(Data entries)
________________________________________
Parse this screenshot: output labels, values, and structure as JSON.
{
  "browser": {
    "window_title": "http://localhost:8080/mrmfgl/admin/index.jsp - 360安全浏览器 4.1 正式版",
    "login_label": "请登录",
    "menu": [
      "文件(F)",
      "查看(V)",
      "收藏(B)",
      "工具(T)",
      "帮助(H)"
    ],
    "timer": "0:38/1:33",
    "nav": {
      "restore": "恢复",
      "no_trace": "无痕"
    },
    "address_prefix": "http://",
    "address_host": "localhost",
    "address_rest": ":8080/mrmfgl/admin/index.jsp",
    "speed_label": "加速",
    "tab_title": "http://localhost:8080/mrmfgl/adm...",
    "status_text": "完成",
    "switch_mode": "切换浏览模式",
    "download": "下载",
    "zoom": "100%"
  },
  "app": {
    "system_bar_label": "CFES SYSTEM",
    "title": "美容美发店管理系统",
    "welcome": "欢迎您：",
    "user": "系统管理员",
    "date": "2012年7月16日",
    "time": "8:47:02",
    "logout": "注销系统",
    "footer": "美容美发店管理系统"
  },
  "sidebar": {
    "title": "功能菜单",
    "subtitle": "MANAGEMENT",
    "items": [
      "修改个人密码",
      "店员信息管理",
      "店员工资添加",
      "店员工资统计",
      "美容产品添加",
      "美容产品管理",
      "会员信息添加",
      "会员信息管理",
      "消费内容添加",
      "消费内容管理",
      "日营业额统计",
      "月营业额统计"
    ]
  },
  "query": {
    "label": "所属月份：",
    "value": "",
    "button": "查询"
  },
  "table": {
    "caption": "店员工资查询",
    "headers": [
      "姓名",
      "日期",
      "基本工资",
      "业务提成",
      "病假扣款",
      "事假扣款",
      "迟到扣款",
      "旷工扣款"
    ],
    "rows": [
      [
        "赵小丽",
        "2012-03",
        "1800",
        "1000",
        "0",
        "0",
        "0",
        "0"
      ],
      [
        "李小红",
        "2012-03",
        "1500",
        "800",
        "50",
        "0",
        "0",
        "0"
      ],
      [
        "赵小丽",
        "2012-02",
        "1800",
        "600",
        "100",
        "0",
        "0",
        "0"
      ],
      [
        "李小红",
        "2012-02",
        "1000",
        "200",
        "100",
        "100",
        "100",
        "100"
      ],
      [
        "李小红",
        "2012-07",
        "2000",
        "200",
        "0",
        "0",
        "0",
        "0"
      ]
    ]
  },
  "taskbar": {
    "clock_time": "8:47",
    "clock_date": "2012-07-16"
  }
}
________________________________________
What to work on => Copy out every line of the data that includes "mrmfgl".

Exercise output =>
    "window_title": "http://localhost:8080/mrmfgl/admin/index.jsp - 360安全浏览器 4.1 正式版",
    "address_rest": ":8080/mrmfgl/admin/index.jsp",
    "tab_title": "http://localhost:8080/mrmfgl/adm...",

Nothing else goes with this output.